◆ **Short task**:
Copy out every line containing the word "JSON".

◆ **Stored data**:

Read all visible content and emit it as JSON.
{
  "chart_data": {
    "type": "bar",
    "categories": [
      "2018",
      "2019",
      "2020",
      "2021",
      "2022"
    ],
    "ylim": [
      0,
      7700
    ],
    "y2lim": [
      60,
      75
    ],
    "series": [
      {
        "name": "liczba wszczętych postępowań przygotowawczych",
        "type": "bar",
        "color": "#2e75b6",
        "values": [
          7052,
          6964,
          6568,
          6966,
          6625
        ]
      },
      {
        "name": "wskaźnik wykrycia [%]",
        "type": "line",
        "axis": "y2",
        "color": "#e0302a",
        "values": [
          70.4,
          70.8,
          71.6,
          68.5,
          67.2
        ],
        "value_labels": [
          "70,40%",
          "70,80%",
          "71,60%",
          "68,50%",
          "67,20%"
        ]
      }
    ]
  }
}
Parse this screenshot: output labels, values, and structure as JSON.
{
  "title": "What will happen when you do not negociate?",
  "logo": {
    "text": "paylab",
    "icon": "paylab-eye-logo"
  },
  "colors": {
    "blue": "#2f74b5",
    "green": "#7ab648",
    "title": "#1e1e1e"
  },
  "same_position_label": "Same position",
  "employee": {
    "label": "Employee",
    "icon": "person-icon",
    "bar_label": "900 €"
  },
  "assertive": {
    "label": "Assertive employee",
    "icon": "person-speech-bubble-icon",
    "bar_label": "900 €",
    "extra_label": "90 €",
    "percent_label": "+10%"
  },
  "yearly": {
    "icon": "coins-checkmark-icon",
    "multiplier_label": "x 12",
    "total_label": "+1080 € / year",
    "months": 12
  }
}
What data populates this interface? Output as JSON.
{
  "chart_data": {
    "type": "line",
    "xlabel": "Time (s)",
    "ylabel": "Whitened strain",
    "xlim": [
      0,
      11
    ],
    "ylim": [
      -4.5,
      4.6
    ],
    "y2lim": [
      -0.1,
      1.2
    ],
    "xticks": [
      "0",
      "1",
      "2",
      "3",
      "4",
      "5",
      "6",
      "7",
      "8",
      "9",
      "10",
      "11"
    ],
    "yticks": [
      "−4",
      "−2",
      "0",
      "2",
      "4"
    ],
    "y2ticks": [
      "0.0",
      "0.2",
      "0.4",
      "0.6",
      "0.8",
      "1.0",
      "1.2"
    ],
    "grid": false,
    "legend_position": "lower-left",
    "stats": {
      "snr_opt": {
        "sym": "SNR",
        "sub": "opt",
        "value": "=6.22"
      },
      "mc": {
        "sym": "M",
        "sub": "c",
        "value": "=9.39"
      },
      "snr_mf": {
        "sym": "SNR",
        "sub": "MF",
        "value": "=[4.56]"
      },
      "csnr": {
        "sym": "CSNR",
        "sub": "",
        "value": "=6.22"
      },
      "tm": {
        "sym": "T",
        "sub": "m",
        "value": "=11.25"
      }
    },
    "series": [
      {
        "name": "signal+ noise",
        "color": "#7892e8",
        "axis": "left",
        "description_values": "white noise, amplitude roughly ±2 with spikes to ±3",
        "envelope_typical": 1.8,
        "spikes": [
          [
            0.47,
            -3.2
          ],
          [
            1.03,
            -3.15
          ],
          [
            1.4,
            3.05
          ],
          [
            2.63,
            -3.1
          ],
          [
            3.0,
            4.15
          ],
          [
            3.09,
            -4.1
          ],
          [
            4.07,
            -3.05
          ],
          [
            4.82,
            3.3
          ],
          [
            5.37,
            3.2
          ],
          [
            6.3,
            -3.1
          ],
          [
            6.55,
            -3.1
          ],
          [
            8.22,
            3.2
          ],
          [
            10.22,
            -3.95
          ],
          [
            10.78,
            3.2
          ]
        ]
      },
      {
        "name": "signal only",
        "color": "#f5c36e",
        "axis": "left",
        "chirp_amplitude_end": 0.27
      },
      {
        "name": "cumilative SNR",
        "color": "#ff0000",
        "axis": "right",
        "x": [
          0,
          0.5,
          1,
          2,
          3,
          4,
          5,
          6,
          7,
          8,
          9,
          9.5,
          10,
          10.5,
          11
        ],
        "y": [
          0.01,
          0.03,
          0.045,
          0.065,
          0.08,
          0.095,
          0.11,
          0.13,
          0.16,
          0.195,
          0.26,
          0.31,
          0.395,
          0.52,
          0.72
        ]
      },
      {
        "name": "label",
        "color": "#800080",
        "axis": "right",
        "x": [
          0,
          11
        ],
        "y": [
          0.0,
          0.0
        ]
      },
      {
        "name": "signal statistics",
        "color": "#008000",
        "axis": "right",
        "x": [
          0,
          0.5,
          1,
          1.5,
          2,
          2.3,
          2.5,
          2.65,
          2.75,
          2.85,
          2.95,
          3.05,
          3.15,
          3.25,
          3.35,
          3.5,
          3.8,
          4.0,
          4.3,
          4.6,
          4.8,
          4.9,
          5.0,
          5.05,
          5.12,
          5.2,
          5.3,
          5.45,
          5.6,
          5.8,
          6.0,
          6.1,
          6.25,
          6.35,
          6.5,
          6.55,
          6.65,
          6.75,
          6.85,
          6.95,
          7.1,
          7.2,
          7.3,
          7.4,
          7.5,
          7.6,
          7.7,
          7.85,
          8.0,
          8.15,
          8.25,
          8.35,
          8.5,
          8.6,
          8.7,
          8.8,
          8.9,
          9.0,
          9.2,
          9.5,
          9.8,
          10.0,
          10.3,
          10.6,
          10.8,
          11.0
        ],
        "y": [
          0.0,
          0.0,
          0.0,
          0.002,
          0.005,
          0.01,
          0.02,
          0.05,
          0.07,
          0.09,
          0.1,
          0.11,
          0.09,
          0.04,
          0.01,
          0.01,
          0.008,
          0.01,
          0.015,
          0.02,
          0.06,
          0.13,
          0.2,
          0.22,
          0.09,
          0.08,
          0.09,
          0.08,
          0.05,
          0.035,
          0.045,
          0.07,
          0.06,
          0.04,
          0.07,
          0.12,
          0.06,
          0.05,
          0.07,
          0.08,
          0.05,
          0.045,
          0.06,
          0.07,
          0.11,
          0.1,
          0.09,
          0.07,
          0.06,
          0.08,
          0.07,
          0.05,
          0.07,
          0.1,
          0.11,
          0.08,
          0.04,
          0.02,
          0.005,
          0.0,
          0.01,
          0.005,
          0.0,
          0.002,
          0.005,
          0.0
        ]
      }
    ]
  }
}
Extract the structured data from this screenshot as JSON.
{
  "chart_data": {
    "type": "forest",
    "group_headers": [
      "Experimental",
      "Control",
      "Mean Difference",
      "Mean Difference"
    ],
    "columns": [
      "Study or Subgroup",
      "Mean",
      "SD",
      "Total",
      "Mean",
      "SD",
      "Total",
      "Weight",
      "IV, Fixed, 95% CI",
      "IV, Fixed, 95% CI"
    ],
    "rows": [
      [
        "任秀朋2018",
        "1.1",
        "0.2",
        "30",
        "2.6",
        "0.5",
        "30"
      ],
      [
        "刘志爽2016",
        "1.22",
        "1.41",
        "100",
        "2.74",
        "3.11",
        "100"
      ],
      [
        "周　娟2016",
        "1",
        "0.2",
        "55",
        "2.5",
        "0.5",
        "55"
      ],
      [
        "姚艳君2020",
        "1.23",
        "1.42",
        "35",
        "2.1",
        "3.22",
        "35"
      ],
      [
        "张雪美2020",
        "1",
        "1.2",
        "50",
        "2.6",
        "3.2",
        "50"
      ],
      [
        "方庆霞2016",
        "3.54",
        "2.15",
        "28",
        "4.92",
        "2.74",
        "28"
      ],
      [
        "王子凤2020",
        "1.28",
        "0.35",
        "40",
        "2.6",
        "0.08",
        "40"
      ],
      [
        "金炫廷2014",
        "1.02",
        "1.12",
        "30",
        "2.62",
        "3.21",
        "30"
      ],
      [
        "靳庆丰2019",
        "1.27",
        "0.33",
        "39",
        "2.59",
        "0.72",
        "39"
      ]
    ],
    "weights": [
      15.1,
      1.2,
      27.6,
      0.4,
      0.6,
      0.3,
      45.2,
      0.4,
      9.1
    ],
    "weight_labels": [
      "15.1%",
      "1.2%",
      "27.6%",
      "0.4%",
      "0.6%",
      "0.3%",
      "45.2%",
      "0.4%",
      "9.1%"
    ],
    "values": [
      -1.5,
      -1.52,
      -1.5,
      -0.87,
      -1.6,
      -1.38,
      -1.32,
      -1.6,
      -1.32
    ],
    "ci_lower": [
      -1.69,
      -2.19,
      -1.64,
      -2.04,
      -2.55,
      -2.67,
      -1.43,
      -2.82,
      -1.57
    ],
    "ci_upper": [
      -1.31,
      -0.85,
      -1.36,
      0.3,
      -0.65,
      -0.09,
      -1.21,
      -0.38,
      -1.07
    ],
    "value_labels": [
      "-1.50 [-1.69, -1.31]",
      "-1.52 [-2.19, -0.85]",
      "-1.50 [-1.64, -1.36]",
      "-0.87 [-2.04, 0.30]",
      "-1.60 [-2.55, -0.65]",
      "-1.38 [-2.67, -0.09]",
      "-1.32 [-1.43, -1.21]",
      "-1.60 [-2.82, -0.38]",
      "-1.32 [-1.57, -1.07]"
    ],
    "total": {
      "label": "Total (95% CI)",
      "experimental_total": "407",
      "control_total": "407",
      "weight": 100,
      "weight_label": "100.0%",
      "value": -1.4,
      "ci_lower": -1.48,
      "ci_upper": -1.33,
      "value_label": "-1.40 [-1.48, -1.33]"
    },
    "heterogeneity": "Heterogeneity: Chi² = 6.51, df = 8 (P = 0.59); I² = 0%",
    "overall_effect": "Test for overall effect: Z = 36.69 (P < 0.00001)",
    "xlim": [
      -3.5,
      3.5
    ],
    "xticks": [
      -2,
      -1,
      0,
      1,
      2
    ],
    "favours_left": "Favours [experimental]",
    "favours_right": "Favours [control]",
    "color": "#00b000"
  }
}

◆ **Exercise result**:
Read all visible content and emit it as JSON.
Parse this screenshot: output labels, values, and structure as JSON.
What data populates this interface? Output as JSON.
Extract the structured data from this screenshot as JSON.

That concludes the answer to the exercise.